Excerpt from a dataset

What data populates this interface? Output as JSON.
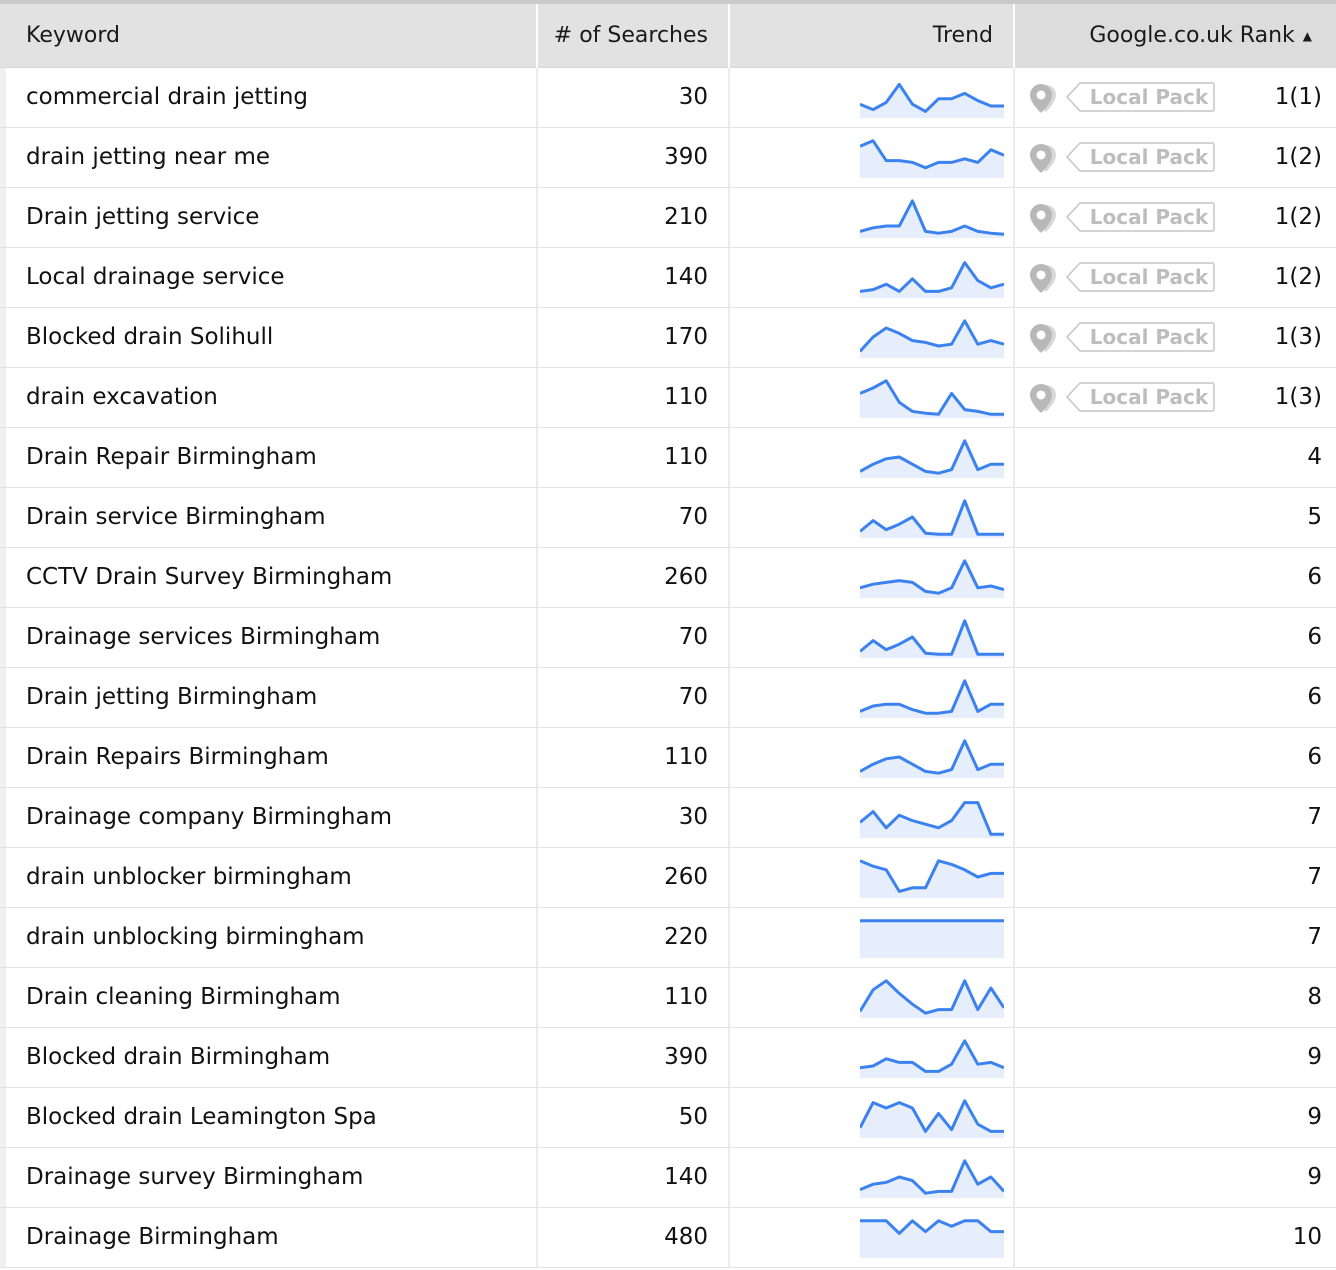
{
  "columns": {
    "keyword": "Keyword",
    "searches": "# of Searches",
    "trend": "Trend",
    "rank": "Google.co.uk Rank"
  },
  "sort_indicator": "▲",
  "local_pack_label": "Local Pack",
  "colors": {
    "trend_line": "#3b82f0",
    "trend_fill": "#e6eefb",
    "header_bg": "#e2e2e2"
  },
  "rows": [
    {
      "keyword": "commercial drain jetting",
      "searches": "30",
      "rank": "1(1)",
      "local_pack": true,
      "trend": [
        0.3,
        0.15,
        0.35,
        0.85,
        0.3,
        0.1,
        0.45,
        0.45,
        0.6,
        0.4,
        0.25,
        0.25
      ]
    },
    {
      "keyword": "drain jetting near me",
      "searches": "390",
      "rank": "1(2)",
      "local_pack": true,
      "trend": [
        0.8,
        0.95,
        0.4,
        0.4,
        0.35,
        0.2,
        0.35,
        0.35,
        0.45,
        0.35,
        0.7,
        0.55
      ]
    },
    {
      "keyword": "Drain jetting service",
      "searches": "210",
      "rank": "1(2)",
      "local_pack": true,
      "trend": [
        0.1,
        0.2,
        0.25,
        0.25,
        0.95,
        0.1,
        0.05,
        0.1,
        0.25,
        0.1,
        0.05,
        0.02
      ]
    },
    {
      "keyword": "Local drainage service",
      "searches": "140",
      "rank": "1(2)",
      "local_pack": true,
      "trend": [
        0.1,
        0.15,
        0.3,
        0.1,
        0.45,
        0.1,
        0.1,
        0.2,
        0.9,
        0.4,
        0.2,
        0.3
      ]
    },
    {
      "keyword": "Blocked drain Solihull",
      "searches": "170",
      "rank": "1(3)",
      "local_pack": true,
      "trend": [
        0.1,
        0.5,
        0.75,
        0.6,
        0.4,
        0.35,
        0.25,
        0.3,
        0.95,
        0.3,
        0.4,
        0.3
      ]
    },
    {
      "keyword": "drain excavation",
      "searches": "110",
      "rank": "1(3)",
      "local_pack": true,
      "trend": [
        0.6,
        0.75,
        0.95,
        0.35,
        0.1,
        0.05,
        0.02,
        0.6,
        0.15,
        0.1,
        0.02,
        0.02
      ]
    },
    {
      "keyword": "Drain Repair Birmingham",
      "searches": "110",
      "rank": "4",
      "local_pack": false,
      "trend": [
        0.1,
        0.3,
        0.45,
        0.5,
        0.3,
        0.1,
        0.05,
        0.15,
        0.95,
        0.15,
        0.3,
        0.3
      ]
    },
    {
      "keyword": "Drain service Birmingham",
      "searches": "70",
      "rank": "5",
      "local_pack": false,
      "trend": [
        0.1,
        0.4,
        0.15,
        0.3,
        0.5,
        0.05,
        0.02,
        0.02,
        0.95,
        0.02,
        0.02,
        0.02
      ]
    },
    {
      "keyword": "CCTV Drain Survey Birmingham",
      "searches": "260",
      "rank": "6",
      "local_pack": false,
      "trend": [
        0.2,
        0.3,
        0.35,
        0.4,
        0.35,
        0.1,
        0.05,
        0.2,
        0.95,
        0.2,
        0.25,
        0.15
      ]
    },
    {
      "keyword": "Drainage services Birmingham",
      "searches": "70",
      "rank": "6",
      "local_pack": false,
      "trend": [
        0.1,
        0.4,
        0.15,
        0.3,
        0.5,
        0.05,
        0.02,
        0.02,
        0.95,
        0.02,
        0.02,
        0.02
      ]
    },
    {
      "keyword": "Drain jetting Birmingham",
      "searches": "70",
      "rank": "6",
      "local_pack": false,
      "trend": [
        0.1,
        0.25,
        0.3,
        0.3,
        0.15,
        0.05,
        0.05,
        0.1,
        0.95,
        0.1,
        0.3,
        0.3
      ]
    },
    {
      "keyword": "Drain Repairs Birmingham",
      "searches": "110",
      "rank": "6",
      "local_pack": false,
      "trend": [
        0.1,
        0.3,
        0.45,
        0.5,
        0.3,
        0.1,
        0.05,
        0.15,
        0.95,
        0.15,
        0.3,
        0.3
      ]
    },
    {
      "keyword": "Drainage company Birmingham",
      "searches": "30",
      "rank": "7",
      "local_pack": false,
      "trend": [
        0.35,
        0.65,
        0.2,
        0.55,
        0.4,
        0.3,
        0.2,
        0.4,
        0.9,
        0.9,
        0.02,
        0.02
      ]
    },
    {
      "keyword": "drain unblocker birmingham",
      "searches": "260",
      "rank": "7",
      "local_pack": false,
      "trend": [
        0.95,
        0.8,
        0.7,
        0.1,
        0.2,
        0.2,
        0.95,
        0.85,
        0.7,
        0.5,
        0.6,
        0.6
      ]
    },
    {
      "keyword": "drain unblocking birmingham",
      "searches": "220",
      "rank": "7",
      "local_pack": false,
      "trend": [
        0.95,
        0.95,
        0.95,
        0.95,
        0.95,
        0.95,
        0.95,
        0.95,
        0.95,
        0.95,
        0.95,
        0.95
      ]
    },
    {
      "keyword": "Drain cleaning Birmingham",
      "searches": "110",
      "rank": "8",
      "local_pack": false,
      "trend": [
        0.1,
        0.7,
        0.95,
        0.6,
        0.3,
        0.05,
        0.15,
        0.15,
        0.95,
        0.15,
        0.75,
        0.2
      ]
    },
    {
      "keyword": "Blocked drain Birmingham",
      "searches": "390",
      "rank": "9",
      "local_pack": false,
      "trend": [
        0.2,
        0.25,
        0.45,
        0.35,
        0.35,
        0.1,
        0.1,
        0.3,
        0.95,
        0.3,
        0.35,
        0.2
      ]
    },
    {
      "keyword": "Blocked drain Leamington Spa",
      "searches": "50",
      "rank": "9",
      "local_pack": false,
      "trend": [
        0.2,
        0.9,
        0.75,
        0.9,
        0.75,
        0.1,
        0.6,
        0.15,
        0.95,
        0.3,
        0.1,
        0.1
      ]
    },
    {
      "keyword": "Drainage survey Birmingham",
      "searches": "140",
      "rank": "9",
      "local_pack": false,
      "trend": [
        0.15,
        0.3,
        0.35,
        0.5,
        0.4,
        0.05,
        0.1,
        0.1,
        0.95,
        0.3,
        0.5,
        0.1
      ]
    },
    {
      "keyword": "Drainage Birmingham",
      "searches": "480",
      "rank": "10",
      "local_pack": false,
      "trend": [
        0.95,
        0.95,
        0.95,
        0.6,
        0.95,
        0.65,
        0.95,
        0.8,
        0.95,
        0.95,
        0.65,
        0.65
      ]
    }
  ]
}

● **What the task asks**
Print each entry shown above with exact wording and no pictures.

● **The completed task**
What data populates this interface? Output as JSON.
{
  "columns": {
    "keyword": "Keyword",
    "searches": "# of Searches",
    "trend": "Trend",
    "rank": "Google.co.uk Rank"
  },
  "sort_indicator": "▲",
  "local_pack_label": "Local Pack",
  "colors": {
    "trend_line": "#3b82f0",
    "trend_fill": "#e6eefb",
    "header_bg": "#e2e2e2"
  },
  "rows": [
    {
      "keyword": "commercial drain jetting",
      "searches": "30",
      "rank": "1(1)",
      "local_pack": true,
      "trend": [
        0.3,
        0.15,
        0.35,
        0.85,
        0.3,
        0.1,
        0.45,
        0.45,
        0.6,
        0.4,
        0.25,
        0.25
      ]
    },
    {
      "keyword": "drain jetting near me",
      "searches": "390",
      "rank": "1(2)",
      "local_pack": true,
      "trend": [
        0.8,
        0.95,
        0.4,
        0.4,
        0.35,
        0.2,
        0.35,
        0.35,
        0.45,
        0.35,
        0.7,
        0.55
      ]
    },
    {
      "keyword": "Drain jetting service",
      "searches": "210",
      "rank": "1(2)",
      "local_pack": true,
      "trend": [
        0.1,
        0.2,
        0.25,
        0.25,
        0.95,
        0.1,
        0.05,
        0.1,
        0.25,
        0.1,
        0.05,
        0.02
      ]
    },
    {
      "keyword": "Local drainage service",
      "searches": "140",
      "rank": "1(2)",
      "local_pack": true,
      "trend": [
        0.1,
        0.15,
        0.3,
        0.1,
        0.45,
        0.1,
        0.1,
        0.2,
        0.9,
        0.4,
        0.2,
        0.3
      ]
    },
    {
      "keyword": "Blocked drain Solihull",
      "searches": "170",
      "rank": "1(3)",
      "local_pack": true,
      "trend": [
        0.1,
        0.5,
        0.75,
        0.6,
        0.4,
        0.35,
        0.25,
        0.3,
        0.95,
        0.3,
        0.4,
        0.3
      ]
    },
    {
      "keyword": "drain excavation",
      "searches": "110",
      "rank": "1(3)",
      "local_pack": true,
      "trend": [
        0.6,
        0.75,
        0.95,
        0.35,
        0.1,
        0.05,
        0.02,
        0.6,
        0.15,
        0.1,
        0.02,
        0.02
      ]
    },
    {
      "keyword": "Drain Repair Birmingham",
      "searches": "110",
      "rank": "4",
      "local_pack": false,
      "trend": [
        0.1,
        0.3,
        0.45,
        0.5,
        0.3,
        0.1,
        0.05,
        0.15,
        0.95,
        0.15,
        0.3,
        0.3
      ]
    },
    {
      "keyword": "Drain service Birmingham",
      "searches": "70",
      "rank": "5",
      "local_pack": false,
      "trend": [
        0.1,
        0.4,
        0.15,
        0.3,
        0.5,
        0.05,
        0.02,
        0.02,
        0.95,
        0.02,
        0.02,
        0.02
      ]
    },
    {
      "keyword": "CCTV Drain Survey Birmingham",
      "searches": "260",
      "rank": "6",
      "local_pack": false,
      "trend": [
        0.2,
        0.3,
        0.35,
        0.4,
        0.35,
        0.1,
        0.05,
        0.2,
        0.95,
        0.2,
        0.25,
        0.15
      ]
    },
    {
      "keyword": "Drainage services Birmingham",
      "searches": "70",
      "rank": "6",
      "local_pack": false,
      "trend": [
        0.1,
        0.4,
        0.15,
        0.3,
        0.5,
        0.05,
        0.02,
        0.02,
        0.95,
        0.02,
        0.02,
        0.02
      ]
    },
    {
      "keyword": "Drain jetting Birmingham",
      "searches": "70",
      "rank": "6",
      "local_pack": false,
      "trend": [
        0.1,
        0.25,
        0.3,
        0.3,
        0.15,
        0.05,
        0.05,
        0.1,
        0.95,
        0.1,
        0.3,
        0.3
      ]
    },
    {
      "keyword": "Drain Repairs Birmingham",
      "searches": "110",
      "rank": "6",
      "local_pack": false,
      "trend": [
        0.1,
        0.3,
        0.45,
        0.5,
        0.3,
        0.1,
        0.05,
        0.15,
        0.95,
        0.15,
        0.3,
        0.3
      ]
    },
    {
      "keyword": "Drainage company Birmingham",
      "searches": "30",
      "rank": "7",
      "local_pack": false,
      "trend": [
        0.35,
        0.65,
        0.2,
        0.55,
        0.4,
        0.3,
        0.2,
        0.4,
        0.9,
        0.9,
        0.02,
        0.02
      ]
    },
    {
      "keyword": "drain unblocker birmingham",
      "searches": "260",
      "rank": "7",
      "local_pack": false,
      "trend": [
        0.95,
        0.8,
        0.7,
        0.1,
        0.2,
        0.2,
        0.95,
        0.85,
        0.7,
        0.5,
        0.6,
        0.6
      ]
    },
    {
      "keyword": "drain unblocking birmingham",
      "searches": "220",
      "rank": "7",
      "local_pack": false,
      "trend": [
        0.95,
        0.95,
        0.95,
        0.95,
        0.95,
        0.95,
        0.95,
        0.95,
        0.95,
        0.95,
        0.95,
        0.95
      ]
    },
    {
      "keyword": "Drain cleaning Birmingham",
      "searches": "110",
      "rank": "8",
      "local_pack": false,
      "trend": [
        0.1,
        0.7,
        0.95,
        0.6,
        0.3,
        0.05,
        0.15,
        0.15,
        0.95,
        0.15,
        0.75,
        0.2
      ]
    },
    {
      "keyword": "Blocked drain Birmingham",
      "searches": "390",
      "rank": "9",
      "local_pack": false,
      "trend": [
        0.2,
        0.25,
        0.45,
        0.35,
        0.35,
        0.1,
        0.1,
        0.3,
        0.95,
        0.3,
        0.35,
        0.2
      ]
    },
    {
      "keyword": "Blocked drain Leamington Spa",
      "searches": "50",
      "rank": "9",
      "local_pack": false,
      "trend": [
        0.2,
        0.9,
        0.75,
        0.9,
        0.75,
        0.1,
        0.6,
        0.15,
        0.95,
        0.3,
        0.1,
        0.1
      ]
    },
    {
      "keyword": "Drainage survey Birmingham",
      "searches": "140",
      "rank": "9",
      "local_pack": false,
      "trend": [
        0.15,
        0.3,
        0.35,
        0.5,
        0.4,
        0.05,
        0.1,
        0.1,
        0.95,
        0.3,
        0.5,
        0.1
      ]
    },
    {
      "keyword": "Drainage Birmingham",
      "searches": "480",
      "rank": "10",
      "local_pack": false,
      "trend": [
        0.95,
        0.95,
        0.95,
        0.6,
        0.95,
        0.65,
        0.95,
        0.8,
        0.95,
        0.95,
        0.65,
        0.65
      ]
    }
  ]
}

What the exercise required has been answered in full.